> [The exercise] Check each line for the word "κατσαβίδια" and report how many have it. Give nothing else.

> [Information supplied]
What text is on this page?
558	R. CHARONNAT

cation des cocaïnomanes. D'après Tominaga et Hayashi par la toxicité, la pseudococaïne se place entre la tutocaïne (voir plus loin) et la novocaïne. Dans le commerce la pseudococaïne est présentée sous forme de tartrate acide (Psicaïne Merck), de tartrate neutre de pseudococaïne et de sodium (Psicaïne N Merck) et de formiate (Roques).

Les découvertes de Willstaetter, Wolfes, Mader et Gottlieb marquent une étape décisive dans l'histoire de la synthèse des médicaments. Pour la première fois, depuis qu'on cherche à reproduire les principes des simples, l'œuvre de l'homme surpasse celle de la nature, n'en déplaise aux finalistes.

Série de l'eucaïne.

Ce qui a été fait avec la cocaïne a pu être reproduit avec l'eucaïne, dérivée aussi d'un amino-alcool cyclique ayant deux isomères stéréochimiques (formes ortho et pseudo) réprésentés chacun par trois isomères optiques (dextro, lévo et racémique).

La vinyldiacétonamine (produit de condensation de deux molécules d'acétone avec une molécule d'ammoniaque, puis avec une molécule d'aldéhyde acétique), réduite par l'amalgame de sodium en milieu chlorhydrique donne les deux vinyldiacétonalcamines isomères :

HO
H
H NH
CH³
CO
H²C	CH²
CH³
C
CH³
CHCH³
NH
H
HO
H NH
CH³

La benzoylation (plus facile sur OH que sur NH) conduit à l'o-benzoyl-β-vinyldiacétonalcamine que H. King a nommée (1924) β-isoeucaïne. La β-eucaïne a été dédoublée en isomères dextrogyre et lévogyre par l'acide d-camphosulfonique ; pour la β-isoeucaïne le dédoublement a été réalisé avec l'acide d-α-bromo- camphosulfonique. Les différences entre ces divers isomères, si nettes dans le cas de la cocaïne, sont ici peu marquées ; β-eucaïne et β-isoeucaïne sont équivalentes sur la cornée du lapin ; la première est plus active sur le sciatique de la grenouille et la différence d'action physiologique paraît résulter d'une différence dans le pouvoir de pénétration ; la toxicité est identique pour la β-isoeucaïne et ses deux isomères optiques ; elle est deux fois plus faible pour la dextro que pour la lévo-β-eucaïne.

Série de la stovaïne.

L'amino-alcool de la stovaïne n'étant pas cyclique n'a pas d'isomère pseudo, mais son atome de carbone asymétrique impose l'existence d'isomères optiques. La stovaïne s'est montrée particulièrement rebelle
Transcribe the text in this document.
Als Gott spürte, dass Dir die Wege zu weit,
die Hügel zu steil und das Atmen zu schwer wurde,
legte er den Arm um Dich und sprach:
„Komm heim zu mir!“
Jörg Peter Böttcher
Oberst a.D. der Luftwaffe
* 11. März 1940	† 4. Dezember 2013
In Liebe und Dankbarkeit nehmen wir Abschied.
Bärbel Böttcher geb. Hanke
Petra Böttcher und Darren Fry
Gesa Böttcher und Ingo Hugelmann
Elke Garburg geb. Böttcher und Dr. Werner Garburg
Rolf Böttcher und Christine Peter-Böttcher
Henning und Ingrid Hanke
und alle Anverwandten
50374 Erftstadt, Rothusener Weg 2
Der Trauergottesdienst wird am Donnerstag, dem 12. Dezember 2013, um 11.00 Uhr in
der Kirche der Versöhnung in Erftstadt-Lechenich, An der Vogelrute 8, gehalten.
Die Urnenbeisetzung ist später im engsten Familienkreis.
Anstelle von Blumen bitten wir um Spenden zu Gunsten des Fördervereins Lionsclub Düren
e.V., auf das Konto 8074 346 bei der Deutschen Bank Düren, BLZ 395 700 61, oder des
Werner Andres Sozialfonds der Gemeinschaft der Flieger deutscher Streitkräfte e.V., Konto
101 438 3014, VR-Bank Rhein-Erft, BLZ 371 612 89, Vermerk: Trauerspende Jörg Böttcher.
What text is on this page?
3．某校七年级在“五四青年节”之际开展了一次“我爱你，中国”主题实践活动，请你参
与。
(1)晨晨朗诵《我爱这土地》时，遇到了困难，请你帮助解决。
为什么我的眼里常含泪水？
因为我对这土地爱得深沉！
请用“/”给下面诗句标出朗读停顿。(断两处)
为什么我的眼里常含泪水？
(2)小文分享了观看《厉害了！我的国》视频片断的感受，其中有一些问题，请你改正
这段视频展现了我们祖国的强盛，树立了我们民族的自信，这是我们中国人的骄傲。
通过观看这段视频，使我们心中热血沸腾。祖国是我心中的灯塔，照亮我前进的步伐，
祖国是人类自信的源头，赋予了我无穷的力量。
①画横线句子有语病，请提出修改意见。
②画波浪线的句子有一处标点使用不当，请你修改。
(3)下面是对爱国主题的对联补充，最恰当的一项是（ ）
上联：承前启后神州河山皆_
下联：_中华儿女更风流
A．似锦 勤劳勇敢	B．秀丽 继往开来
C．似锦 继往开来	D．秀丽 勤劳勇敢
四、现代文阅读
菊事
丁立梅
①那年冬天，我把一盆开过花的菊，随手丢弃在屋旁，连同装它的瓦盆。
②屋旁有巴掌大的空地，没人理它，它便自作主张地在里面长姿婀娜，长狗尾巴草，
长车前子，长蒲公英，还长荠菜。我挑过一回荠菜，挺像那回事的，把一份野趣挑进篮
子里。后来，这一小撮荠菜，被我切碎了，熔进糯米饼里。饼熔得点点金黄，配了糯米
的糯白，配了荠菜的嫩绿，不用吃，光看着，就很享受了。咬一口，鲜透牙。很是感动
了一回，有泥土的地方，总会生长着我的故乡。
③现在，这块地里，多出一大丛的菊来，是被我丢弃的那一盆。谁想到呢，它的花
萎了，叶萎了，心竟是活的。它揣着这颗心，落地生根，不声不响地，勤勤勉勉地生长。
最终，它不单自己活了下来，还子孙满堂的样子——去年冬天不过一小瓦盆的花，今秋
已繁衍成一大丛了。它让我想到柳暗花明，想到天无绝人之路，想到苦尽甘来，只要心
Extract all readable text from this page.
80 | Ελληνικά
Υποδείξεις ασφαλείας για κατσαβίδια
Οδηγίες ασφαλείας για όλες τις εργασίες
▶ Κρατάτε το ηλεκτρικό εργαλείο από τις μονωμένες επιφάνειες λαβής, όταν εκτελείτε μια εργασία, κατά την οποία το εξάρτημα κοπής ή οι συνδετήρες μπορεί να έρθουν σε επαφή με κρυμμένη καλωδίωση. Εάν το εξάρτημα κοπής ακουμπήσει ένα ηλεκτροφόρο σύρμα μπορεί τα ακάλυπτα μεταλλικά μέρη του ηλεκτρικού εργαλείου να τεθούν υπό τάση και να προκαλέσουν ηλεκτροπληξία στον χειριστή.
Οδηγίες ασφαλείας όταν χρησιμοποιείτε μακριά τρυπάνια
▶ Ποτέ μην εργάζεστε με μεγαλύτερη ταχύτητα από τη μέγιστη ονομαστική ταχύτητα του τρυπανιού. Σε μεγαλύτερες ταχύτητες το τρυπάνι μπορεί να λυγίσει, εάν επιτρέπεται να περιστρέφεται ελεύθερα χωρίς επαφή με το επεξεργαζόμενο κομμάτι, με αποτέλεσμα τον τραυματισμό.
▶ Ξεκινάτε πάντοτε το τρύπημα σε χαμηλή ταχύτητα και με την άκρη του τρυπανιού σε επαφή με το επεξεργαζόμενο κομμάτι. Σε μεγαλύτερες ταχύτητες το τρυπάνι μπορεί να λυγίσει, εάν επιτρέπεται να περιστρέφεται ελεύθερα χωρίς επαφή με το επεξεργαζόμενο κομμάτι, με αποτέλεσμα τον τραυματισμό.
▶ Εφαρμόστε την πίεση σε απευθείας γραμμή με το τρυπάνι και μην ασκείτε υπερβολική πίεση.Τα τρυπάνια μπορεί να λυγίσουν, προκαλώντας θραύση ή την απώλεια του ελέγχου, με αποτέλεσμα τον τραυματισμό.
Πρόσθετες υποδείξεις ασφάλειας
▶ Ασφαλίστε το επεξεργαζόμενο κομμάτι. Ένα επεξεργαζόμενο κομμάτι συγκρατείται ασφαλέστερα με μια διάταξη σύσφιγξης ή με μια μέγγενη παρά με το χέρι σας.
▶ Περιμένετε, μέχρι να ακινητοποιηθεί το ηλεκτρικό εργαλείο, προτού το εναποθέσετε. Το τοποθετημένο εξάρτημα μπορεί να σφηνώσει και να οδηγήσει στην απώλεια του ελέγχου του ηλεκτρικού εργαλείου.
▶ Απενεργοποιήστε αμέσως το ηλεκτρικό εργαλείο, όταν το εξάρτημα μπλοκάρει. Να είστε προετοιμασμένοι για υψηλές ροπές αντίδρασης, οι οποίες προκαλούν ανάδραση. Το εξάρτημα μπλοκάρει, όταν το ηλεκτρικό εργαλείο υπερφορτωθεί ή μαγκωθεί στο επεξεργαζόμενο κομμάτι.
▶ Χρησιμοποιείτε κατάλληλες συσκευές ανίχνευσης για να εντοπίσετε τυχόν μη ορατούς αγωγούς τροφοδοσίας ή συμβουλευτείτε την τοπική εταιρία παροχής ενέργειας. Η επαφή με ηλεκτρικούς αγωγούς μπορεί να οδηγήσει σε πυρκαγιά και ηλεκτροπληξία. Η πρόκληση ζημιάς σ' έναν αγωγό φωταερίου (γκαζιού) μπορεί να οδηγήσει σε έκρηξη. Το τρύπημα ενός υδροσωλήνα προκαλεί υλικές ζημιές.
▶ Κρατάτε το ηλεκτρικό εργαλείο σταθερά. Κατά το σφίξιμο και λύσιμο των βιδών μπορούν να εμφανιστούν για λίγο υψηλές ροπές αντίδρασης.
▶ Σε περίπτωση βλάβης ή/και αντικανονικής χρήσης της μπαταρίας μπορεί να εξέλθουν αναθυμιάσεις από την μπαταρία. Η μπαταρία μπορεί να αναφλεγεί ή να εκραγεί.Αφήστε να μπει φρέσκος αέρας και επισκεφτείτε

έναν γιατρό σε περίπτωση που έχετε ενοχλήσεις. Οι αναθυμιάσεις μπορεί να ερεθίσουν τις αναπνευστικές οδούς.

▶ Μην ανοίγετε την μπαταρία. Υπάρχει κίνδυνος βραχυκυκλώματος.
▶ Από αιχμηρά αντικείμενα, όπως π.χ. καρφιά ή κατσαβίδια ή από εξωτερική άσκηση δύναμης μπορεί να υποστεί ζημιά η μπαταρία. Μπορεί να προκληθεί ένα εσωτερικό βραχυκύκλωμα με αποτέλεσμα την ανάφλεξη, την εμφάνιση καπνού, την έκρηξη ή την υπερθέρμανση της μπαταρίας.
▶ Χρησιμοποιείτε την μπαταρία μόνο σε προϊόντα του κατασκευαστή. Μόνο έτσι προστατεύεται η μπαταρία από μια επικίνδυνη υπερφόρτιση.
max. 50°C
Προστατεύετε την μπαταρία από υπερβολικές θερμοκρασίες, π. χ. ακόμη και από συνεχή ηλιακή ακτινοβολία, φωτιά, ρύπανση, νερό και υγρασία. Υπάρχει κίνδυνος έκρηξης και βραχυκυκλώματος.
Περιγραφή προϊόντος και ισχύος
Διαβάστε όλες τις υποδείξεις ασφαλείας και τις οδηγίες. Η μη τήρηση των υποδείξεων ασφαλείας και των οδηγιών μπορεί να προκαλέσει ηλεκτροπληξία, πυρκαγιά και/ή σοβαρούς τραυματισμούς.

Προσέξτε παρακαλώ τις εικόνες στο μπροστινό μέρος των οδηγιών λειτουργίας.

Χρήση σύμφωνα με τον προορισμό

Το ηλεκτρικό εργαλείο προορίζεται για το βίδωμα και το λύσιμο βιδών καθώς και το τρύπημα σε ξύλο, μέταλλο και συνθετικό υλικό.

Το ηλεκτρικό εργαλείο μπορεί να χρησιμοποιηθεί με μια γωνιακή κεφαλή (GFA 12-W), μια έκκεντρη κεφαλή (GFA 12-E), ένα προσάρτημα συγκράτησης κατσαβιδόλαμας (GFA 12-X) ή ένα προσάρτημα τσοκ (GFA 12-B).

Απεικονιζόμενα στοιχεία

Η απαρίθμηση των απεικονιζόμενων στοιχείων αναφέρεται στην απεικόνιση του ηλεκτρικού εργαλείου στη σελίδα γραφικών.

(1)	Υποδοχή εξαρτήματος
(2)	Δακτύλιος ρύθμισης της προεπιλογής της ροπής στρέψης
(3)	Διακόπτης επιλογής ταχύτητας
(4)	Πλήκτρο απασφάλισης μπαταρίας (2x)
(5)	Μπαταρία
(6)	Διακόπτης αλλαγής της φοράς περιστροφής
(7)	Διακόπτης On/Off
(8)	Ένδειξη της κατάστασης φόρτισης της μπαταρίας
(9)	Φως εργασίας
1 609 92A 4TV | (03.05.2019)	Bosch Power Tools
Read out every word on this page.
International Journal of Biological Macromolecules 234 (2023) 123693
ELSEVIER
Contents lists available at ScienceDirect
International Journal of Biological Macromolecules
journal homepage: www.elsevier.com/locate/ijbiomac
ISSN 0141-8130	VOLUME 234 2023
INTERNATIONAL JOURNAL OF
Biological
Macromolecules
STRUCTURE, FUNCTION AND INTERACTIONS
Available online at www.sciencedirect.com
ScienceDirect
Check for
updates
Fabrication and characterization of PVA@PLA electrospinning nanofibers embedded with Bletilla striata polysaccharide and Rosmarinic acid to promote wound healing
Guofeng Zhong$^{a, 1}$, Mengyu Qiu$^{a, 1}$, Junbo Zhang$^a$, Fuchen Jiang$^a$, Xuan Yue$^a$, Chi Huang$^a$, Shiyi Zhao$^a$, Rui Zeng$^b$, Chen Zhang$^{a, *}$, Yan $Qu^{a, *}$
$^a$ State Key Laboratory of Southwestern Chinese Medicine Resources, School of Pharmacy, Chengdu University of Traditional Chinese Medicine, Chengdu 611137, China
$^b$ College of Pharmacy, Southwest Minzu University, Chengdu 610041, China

> [Exercise response] 2